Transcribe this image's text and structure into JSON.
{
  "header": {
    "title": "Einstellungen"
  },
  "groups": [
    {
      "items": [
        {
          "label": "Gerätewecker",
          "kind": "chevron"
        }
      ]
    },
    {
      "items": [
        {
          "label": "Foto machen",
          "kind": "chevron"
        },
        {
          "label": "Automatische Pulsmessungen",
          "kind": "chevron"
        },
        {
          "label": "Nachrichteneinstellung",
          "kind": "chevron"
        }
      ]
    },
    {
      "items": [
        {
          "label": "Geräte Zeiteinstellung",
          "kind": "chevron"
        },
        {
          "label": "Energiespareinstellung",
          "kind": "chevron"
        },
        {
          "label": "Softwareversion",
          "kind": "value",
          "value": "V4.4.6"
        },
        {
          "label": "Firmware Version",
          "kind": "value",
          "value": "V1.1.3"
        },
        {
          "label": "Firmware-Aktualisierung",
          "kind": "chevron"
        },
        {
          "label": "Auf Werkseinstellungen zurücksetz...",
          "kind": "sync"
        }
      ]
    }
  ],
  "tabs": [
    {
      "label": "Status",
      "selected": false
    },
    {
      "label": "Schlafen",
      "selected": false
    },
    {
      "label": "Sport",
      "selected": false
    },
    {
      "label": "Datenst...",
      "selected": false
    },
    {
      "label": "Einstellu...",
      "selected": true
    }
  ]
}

### GIVEN TASK
Extract all the material, leaving every line as it is.

### EXPECTED OUTPUT
Transcribe this image's text and structure into JSON.
{
  "header": {
    "title": "Einstellungen"
  },
  "groups": [
    {
      "items": [
        {
          "label": "Gerätewecker",
          "kind": "chevron"
        }
      ]
    },
    {
      "items": [
        {
          "label": "Foto machen",
          "kind": "chevron"
        },
        {
          "label": "Automatische Pulsmessungen",
          "kind": "chevron"
        },
        {
          "label": "Nachrichteneinstellung",
          "kind": "chevron"
        }
      ]
    },
    {
      "items": [
        {
          "label": "Geräte Zeiteinstellung",
          "kind": "chevron"
        },
        {
          "label": "Energiespareinstellung",
          "kind": "chevron"
        },
        {
          "label": "Softwareversion",
          "kind": "value",
          "value": "V4.4.6"
        },
        {
          "label": "Firmware Version",
          "kind": "value",
          "value": "V1.1.3"
        },
        {
          "label": "Firmware-Aktualisierung",
          "kind": "chevron"
        },
        {
          "label": "Auf Werkseinstellungen zurücksetz...",
          "kind": "sync"
        }
      ]
    }
  ],
  "tabs": [
    {
      "label": "Status",
      "selected": false
    },
    {
      "label": "Schlafen",
      "selected": false
    },
    {
      "label": "Sport",
      "selected": false
    },
    {
      "label": "Datenst...",
      "selected": false
    },
    {
      "label": "Einstellu...",
      "selected": true
    }
  ]
}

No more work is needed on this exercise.